• [Given problem]:
Separate out the lines that hold "name".

• [Excerpts from a figure dataset]:

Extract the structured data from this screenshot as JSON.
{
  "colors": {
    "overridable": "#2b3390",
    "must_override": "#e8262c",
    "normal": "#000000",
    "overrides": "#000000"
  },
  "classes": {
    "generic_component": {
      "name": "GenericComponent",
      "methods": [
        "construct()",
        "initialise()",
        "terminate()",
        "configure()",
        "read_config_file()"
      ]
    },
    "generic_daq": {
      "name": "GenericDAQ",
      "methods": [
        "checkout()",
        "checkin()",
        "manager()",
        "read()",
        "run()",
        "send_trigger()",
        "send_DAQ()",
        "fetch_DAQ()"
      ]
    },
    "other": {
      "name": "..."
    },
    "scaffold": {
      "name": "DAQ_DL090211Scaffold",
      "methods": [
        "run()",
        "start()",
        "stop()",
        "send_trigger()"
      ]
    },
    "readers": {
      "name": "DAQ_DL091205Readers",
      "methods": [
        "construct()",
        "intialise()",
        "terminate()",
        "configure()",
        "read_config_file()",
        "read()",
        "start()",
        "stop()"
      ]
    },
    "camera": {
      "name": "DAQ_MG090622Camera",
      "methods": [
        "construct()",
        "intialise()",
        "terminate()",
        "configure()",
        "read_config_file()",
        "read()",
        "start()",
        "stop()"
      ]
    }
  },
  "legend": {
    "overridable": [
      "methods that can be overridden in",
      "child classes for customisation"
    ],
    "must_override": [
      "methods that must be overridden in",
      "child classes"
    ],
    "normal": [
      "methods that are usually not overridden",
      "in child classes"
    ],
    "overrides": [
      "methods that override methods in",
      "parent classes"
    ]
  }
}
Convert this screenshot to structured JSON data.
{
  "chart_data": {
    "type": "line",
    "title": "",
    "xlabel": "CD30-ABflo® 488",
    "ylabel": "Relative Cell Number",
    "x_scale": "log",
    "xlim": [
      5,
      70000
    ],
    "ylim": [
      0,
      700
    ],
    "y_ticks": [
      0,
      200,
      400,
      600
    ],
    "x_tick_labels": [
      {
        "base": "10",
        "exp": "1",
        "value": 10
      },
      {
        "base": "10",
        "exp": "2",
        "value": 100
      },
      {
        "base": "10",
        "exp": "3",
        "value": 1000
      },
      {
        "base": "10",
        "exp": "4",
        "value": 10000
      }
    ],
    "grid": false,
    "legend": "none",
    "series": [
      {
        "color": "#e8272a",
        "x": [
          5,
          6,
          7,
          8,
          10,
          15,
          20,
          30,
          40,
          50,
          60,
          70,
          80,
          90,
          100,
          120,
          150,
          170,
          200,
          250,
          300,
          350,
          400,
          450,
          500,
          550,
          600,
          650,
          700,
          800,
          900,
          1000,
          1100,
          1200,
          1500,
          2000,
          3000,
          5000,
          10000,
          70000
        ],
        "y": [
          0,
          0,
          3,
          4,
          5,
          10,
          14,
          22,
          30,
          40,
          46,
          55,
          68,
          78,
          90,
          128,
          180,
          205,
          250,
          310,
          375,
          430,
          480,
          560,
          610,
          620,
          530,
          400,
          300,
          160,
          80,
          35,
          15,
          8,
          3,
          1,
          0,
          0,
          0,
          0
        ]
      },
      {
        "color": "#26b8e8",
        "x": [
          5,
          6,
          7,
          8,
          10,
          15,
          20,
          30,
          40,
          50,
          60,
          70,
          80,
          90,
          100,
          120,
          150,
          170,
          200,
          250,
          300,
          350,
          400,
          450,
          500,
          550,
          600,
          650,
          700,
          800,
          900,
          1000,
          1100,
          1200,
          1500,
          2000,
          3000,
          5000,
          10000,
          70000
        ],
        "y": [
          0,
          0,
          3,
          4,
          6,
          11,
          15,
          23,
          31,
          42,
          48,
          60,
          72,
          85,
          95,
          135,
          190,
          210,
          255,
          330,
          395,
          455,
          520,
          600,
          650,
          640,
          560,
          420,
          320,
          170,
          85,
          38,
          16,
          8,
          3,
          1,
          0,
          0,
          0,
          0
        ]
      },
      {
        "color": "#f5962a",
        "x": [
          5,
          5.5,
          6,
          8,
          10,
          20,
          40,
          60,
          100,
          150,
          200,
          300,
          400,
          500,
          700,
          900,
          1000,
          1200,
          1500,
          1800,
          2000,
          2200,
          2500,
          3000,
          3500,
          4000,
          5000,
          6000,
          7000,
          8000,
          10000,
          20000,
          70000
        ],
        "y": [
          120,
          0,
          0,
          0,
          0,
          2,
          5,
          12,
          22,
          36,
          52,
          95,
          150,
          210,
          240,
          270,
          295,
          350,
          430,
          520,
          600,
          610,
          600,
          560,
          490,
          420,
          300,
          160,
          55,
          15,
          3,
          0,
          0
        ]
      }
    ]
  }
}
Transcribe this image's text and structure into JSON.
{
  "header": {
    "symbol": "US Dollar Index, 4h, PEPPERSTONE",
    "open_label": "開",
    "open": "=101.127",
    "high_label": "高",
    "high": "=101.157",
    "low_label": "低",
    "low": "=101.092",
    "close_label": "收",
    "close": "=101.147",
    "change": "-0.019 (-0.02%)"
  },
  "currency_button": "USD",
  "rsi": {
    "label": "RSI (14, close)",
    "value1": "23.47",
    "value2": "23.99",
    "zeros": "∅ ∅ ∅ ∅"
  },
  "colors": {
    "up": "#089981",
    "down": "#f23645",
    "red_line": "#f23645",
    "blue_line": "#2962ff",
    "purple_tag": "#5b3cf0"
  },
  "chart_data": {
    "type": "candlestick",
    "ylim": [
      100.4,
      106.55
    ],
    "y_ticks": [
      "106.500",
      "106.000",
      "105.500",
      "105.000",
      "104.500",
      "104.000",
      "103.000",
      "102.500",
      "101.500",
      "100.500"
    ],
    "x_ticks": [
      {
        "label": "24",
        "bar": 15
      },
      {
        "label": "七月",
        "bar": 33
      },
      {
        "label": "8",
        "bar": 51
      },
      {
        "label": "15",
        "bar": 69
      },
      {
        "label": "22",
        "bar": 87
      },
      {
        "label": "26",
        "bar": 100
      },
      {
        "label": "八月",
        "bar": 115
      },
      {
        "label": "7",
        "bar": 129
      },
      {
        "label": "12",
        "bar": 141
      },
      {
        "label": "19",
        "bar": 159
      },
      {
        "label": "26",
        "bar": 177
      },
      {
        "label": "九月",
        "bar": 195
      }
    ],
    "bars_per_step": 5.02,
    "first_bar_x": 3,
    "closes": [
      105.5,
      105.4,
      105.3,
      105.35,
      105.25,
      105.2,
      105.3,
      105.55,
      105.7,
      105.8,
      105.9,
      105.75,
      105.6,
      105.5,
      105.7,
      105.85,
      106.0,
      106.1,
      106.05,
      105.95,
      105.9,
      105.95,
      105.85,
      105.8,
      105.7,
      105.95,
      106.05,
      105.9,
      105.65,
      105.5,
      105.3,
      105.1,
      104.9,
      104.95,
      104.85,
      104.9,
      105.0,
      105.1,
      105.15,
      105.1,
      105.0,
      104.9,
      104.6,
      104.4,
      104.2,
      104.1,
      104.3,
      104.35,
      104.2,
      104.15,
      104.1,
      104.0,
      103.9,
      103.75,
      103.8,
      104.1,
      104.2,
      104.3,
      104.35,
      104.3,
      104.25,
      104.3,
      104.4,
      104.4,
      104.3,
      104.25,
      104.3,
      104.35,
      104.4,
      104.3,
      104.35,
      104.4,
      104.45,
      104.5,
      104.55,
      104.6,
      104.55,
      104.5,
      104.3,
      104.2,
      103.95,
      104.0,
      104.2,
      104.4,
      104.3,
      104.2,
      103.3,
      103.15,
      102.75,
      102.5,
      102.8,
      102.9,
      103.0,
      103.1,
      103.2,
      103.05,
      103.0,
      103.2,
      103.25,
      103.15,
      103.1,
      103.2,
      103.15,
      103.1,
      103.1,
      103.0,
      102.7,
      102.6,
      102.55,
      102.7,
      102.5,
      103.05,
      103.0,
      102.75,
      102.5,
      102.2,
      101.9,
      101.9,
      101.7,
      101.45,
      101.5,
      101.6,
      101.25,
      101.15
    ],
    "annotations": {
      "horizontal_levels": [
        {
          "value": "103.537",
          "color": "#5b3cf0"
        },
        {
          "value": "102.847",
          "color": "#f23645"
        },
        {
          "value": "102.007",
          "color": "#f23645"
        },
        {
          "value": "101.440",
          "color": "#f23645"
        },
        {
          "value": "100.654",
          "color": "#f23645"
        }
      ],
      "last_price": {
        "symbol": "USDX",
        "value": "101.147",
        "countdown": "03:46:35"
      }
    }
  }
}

• [Exercise response]:
      "name": "GenericComponent",
      "name": "GenericDAQ",
      "name": "..."
      "name": "DAQ_DL090211Scaffold",
      "name": "DAQ_DL091205Readers",
      "name": "DAQ_MG090622Camera",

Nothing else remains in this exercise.